**What is needed**
Every line that contains the word "отчество" should be copied.

----- Supplied data -----

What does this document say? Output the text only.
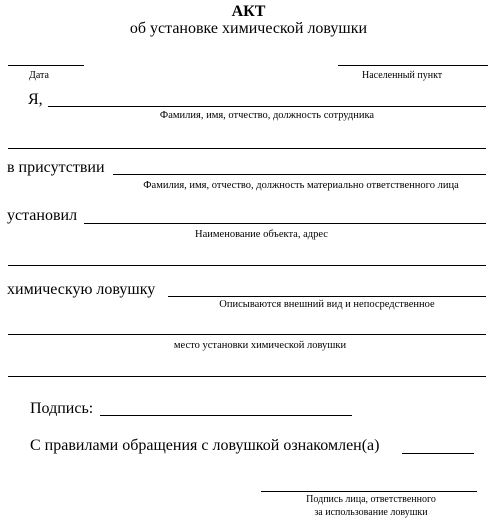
АКТ
об установке химической ловушки
Дата	Населенный пункт
Я,
Фамилия, имя, отчество, должность сотрудника
в присутствии
Фамилия, имя, отчество, должность материально ответственного лица
установил
Наименование объекта, адрес
химическую ловушку
Описываются внешний вид и непосредственное
место установки химической ловушки
Подпись:
С правилами обращения с ловушкой ознакомлен(а)
Подпись лица, ответственного
за использование ловушки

-----

**The completed task**
Фамилия, имя, отчество, должность сотрудника
Фамилия, имя, отчество, должность материально ответственного лица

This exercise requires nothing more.